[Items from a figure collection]
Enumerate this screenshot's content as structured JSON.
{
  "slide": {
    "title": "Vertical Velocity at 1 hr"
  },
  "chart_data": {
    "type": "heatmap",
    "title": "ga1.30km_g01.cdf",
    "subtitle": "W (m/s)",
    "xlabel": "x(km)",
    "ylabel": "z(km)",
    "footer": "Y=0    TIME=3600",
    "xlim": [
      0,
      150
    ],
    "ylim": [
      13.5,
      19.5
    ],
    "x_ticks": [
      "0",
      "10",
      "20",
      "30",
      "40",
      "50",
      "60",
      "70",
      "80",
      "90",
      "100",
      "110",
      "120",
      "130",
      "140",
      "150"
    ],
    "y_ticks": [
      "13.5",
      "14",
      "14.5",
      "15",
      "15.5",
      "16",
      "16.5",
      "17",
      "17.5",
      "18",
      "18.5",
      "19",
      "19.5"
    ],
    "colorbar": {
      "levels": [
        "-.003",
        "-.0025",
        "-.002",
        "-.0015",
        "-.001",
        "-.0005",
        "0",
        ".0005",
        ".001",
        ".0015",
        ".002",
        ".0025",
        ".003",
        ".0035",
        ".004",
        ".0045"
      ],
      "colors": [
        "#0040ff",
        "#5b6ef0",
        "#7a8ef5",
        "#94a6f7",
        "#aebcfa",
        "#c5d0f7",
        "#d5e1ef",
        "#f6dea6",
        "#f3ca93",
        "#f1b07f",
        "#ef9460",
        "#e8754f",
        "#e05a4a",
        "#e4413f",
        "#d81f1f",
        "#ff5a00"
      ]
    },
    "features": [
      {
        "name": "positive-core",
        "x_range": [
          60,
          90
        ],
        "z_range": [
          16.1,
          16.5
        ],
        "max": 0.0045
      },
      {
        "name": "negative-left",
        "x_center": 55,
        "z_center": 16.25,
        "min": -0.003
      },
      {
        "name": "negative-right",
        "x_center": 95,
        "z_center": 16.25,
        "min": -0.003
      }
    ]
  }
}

**Problem**:
Search the data for the string "negative" and copy each line where it appears.

**The response**:
        "name": "negative-left",
        "name": "negative-right",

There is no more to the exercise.